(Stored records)
+++++
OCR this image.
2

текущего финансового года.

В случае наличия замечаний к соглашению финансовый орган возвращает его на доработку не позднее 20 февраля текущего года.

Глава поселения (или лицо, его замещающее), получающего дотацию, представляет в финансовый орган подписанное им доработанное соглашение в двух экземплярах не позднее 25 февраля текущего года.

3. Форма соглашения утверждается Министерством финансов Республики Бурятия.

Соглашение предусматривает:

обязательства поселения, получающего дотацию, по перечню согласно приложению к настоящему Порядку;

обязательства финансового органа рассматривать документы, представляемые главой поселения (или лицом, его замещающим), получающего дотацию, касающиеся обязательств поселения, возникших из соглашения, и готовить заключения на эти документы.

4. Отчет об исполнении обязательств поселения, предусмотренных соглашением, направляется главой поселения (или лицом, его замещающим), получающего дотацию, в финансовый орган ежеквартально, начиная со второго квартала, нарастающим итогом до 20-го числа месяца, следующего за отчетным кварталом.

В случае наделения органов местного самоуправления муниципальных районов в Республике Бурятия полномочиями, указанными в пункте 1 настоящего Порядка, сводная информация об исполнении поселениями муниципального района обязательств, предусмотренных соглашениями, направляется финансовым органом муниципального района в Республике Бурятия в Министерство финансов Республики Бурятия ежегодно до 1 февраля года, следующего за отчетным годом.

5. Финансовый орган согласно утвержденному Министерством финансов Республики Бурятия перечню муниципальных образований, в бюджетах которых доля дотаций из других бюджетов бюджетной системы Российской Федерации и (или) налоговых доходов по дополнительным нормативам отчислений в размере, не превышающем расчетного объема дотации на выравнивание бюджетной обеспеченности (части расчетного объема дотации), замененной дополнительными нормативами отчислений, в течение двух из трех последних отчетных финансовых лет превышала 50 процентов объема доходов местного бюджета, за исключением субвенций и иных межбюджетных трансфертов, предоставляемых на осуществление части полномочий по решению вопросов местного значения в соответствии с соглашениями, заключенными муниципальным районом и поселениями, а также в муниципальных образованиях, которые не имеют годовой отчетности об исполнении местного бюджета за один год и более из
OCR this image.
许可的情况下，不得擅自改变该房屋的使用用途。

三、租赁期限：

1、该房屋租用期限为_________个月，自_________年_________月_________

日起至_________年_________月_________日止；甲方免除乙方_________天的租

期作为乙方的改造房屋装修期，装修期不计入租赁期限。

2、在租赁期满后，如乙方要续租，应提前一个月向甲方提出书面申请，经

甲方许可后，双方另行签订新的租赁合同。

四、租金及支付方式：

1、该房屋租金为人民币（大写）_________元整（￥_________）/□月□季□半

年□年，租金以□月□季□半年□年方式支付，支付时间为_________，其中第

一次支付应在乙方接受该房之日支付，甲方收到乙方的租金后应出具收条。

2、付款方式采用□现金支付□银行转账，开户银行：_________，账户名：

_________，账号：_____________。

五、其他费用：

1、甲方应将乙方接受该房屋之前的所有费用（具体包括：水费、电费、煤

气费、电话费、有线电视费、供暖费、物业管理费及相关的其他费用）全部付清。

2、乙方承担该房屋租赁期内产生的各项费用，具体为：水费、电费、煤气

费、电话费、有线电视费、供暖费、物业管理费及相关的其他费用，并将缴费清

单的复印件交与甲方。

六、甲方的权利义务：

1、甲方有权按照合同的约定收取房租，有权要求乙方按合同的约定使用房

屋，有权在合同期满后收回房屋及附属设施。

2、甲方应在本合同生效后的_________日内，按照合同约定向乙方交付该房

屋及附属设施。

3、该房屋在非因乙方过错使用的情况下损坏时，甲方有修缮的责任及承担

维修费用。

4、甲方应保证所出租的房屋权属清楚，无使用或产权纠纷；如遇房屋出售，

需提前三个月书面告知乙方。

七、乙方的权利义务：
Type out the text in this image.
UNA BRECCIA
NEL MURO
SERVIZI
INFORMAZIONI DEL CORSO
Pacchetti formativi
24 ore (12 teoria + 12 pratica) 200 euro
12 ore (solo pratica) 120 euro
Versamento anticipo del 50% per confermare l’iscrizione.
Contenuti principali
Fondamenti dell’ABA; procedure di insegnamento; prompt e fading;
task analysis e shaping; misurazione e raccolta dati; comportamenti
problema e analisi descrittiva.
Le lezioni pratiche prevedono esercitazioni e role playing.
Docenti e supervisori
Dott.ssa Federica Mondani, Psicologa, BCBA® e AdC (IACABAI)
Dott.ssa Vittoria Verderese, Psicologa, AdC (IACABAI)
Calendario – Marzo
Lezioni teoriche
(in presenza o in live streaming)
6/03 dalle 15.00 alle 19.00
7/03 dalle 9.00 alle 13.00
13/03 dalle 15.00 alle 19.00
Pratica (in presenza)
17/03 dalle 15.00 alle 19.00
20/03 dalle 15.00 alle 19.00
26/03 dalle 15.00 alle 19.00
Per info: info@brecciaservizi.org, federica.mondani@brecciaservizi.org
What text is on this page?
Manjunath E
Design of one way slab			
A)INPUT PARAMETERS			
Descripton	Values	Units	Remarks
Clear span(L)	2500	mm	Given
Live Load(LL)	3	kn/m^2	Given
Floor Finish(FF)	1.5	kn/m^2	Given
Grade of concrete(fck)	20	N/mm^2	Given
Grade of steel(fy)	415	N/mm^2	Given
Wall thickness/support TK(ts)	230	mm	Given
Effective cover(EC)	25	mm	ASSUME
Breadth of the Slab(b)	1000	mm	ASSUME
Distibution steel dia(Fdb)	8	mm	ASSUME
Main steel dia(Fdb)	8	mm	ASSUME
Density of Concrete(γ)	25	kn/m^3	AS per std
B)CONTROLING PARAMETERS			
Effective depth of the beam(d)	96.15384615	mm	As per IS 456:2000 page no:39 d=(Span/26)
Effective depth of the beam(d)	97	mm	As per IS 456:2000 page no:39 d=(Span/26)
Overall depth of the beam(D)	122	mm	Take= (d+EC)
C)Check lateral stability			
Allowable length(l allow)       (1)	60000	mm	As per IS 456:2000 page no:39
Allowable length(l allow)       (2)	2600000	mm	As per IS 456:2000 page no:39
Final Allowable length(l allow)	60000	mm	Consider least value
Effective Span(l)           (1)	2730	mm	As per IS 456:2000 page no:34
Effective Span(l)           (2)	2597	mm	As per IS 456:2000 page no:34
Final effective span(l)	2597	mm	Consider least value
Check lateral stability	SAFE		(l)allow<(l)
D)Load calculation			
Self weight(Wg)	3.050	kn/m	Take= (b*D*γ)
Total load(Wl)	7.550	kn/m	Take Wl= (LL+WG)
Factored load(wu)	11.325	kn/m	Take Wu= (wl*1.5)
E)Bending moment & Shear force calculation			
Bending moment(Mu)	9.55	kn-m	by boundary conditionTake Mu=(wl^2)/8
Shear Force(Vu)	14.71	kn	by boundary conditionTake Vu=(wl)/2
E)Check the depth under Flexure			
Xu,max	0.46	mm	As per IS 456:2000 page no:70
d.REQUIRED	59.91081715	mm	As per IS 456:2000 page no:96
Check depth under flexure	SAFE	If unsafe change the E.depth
+++++
◆ Directions
For this exercise, gather every line of the data that contains the word "least".

◆ Solution for this problem
Final Allowable length(l allow)	60000	mm	Consider least value
Final effective span(l)	2597	mm	Consider least value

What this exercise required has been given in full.